Scan the entries and tally the lines that include the string "Temperature". Reply with the figure alone.
Start
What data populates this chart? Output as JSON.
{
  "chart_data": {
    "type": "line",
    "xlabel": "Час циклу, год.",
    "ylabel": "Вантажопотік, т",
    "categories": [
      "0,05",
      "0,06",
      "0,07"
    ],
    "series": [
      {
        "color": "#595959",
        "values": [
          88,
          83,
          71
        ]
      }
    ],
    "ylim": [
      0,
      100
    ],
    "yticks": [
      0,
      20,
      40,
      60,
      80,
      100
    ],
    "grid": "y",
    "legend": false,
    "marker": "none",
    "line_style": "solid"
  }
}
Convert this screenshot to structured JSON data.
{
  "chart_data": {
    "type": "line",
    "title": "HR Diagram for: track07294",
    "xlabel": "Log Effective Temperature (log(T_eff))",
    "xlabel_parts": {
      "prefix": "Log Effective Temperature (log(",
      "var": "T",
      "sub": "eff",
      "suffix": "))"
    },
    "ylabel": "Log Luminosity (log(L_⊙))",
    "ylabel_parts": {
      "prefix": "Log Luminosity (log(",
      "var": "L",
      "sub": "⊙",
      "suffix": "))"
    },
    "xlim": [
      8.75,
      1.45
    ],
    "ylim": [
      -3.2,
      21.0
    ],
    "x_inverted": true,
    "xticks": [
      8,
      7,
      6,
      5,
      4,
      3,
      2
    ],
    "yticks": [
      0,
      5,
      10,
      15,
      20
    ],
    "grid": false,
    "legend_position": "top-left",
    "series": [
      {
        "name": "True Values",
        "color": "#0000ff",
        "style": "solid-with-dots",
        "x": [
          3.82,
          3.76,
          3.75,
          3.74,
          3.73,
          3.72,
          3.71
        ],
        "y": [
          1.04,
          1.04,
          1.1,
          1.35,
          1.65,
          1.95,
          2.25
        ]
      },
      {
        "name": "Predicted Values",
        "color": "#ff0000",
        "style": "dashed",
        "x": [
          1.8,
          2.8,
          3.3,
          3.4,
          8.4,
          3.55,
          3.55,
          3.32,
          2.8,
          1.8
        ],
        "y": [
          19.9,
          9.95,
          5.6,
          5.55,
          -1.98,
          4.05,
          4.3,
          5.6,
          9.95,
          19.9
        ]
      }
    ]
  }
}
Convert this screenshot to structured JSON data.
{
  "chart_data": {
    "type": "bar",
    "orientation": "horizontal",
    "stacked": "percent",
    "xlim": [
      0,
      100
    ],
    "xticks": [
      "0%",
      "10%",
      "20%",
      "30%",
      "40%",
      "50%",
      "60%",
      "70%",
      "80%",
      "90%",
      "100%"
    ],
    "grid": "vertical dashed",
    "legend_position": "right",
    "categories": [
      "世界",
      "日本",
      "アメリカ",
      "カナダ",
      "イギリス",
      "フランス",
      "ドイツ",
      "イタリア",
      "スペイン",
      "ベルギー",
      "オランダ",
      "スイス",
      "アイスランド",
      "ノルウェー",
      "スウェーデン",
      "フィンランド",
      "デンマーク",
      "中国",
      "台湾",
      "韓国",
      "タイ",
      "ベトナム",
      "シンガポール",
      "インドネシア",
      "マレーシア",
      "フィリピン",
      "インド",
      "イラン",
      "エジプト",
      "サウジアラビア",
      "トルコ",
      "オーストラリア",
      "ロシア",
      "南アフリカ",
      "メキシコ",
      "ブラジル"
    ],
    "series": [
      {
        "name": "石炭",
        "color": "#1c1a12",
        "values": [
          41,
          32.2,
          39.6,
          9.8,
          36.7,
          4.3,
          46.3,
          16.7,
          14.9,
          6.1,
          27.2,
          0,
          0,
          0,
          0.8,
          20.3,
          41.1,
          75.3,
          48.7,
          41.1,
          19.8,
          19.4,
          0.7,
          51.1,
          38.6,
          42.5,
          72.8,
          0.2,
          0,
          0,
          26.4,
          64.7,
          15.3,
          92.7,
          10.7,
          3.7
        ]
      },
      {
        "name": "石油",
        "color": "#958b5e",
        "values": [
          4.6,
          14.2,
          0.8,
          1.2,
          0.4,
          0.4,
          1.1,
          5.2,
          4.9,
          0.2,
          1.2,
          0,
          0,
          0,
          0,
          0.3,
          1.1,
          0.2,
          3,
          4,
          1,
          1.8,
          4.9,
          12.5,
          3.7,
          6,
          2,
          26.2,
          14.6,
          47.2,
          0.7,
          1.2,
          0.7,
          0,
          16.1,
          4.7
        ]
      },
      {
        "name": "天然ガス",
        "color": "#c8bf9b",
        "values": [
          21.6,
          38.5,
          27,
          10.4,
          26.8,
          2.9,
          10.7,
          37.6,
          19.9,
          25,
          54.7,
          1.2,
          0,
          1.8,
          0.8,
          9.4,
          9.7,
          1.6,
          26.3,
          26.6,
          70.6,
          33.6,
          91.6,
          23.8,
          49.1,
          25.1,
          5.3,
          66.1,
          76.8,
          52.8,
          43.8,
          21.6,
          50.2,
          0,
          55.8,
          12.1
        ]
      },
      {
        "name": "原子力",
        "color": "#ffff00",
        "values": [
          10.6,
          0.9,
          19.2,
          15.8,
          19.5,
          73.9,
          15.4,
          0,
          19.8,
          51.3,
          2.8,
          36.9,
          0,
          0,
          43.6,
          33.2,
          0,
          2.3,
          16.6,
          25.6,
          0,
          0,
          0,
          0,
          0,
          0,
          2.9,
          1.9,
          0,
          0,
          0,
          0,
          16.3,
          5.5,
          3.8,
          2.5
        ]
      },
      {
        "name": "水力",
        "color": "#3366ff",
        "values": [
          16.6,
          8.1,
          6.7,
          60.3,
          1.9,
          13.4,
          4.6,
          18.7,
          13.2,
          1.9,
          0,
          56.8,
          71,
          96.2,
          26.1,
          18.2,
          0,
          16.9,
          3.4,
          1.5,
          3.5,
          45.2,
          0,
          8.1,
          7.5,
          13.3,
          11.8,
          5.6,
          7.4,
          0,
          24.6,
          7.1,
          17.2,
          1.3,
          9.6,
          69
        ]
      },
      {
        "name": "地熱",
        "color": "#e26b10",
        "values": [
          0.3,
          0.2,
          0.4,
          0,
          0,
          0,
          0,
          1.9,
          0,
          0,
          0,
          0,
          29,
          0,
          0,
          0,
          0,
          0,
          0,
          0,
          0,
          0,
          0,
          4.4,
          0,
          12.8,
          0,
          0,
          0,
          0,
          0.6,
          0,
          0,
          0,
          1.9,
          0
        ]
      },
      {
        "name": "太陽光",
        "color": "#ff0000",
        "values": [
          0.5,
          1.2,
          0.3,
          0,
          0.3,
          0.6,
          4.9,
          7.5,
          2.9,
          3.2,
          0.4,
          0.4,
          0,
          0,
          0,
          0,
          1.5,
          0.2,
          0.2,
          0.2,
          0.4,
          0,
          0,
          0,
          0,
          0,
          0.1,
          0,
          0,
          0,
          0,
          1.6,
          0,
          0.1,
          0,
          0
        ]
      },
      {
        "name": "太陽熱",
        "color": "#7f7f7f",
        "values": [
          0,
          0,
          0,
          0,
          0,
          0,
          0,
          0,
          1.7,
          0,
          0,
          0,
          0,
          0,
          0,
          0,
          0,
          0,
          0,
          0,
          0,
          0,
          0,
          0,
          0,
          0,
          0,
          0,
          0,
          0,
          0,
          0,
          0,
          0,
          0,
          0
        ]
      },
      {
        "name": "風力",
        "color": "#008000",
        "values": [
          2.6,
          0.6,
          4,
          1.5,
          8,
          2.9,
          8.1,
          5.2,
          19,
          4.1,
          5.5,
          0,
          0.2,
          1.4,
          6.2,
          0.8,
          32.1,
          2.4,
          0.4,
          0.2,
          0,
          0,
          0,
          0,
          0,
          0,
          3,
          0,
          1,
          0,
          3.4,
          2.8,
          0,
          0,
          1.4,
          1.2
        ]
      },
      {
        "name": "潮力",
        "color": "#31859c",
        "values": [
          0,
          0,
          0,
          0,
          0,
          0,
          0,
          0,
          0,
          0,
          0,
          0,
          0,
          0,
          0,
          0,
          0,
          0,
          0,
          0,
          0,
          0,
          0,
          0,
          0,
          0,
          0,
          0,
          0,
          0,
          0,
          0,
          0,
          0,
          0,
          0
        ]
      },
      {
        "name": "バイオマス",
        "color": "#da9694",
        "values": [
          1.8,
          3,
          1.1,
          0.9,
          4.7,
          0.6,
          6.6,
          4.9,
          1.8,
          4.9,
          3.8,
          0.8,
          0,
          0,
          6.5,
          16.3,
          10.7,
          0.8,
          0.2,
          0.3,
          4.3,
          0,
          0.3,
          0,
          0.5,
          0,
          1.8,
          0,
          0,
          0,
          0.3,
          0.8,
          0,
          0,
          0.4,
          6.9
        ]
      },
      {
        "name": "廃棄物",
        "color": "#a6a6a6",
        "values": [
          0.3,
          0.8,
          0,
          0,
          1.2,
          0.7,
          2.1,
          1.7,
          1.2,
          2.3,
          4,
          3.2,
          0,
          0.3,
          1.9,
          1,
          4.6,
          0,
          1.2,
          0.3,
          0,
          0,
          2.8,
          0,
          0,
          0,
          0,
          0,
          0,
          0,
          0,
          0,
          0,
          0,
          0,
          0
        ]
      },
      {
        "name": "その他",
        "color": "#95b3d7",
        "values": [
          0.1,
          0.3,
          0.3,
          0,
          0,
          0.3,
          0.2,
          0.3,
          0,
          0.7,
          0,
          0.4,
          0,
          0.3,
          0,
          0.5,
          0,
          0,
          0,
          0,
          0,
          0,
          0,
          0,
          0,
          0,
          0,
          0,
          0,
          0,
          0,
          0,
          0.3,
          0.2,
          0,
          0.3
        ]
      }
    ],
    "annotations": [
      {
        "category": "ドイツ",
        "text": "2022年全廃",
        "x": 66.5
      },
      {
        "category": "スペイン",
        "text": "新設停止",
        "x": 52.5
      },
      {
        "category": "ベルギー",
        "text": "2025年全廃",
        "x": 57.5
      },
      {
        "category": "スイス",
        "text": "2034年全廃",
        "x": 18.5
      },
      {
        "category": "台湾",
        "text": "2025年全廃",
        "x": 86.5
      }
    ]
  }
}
End
◆ **OUTPUT OF THE EXERCISE**:
2